WHAT TO PRODUCE -
From the entries below, extract every line that includes the word "cuchara".

DATA IN THIS EXERCISE -
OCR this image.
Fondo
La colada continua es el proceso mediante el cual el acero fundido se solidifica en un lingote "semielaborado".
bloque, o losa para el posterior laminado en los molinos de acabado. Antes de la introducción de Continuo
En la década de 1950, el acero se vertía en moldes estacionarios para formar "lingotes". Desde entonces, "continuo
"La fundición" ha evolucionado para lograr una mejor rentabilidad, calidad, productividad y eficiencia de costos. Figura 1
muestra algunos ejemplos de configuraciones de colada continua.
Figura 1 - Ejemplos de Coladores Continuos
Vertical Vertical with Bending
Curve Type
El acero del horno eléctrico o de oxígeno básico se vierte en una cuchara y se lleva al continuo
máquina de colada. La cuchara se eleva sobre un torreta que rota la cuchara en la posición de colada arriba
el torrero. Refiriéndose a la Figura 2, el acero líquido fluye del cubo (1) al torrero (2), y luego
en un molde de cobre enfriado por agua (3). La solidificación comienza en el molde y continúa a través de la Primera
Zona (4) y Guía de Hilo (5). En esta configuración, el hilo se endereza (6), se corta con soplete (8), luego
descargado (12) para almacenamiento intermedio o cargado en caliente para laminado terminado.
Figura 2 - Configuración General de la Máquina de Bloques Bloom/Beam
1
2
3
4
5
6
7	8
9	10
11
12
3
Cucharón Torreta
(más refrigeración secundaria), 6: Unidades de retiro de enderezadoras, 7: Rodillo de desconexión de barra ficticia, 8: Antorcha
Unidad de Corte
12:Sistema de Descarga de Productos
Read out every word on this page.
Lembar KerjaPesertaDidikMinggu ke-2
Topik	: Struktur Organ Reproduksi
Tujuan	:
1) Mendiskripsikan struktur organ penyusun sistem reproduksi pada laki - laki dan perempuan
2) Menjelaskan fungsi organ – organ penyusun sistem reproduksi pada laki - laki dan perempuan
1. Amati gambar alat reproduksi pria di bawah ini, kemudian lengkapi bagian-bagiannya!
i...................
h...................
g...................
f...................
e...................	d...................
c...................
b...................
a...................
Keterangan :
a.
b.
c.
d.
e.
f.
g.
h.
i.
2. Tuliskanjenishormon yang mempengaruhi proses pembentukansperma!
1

ANSWER TO THE TASK -
El acero del horno eléctrico o de oxígeno básico se vierte en una cuchara y se lleva al continuo
máquina de colada. La cuchara se eleva sobre un torreta que rota la cuchara en la posición de colada arriba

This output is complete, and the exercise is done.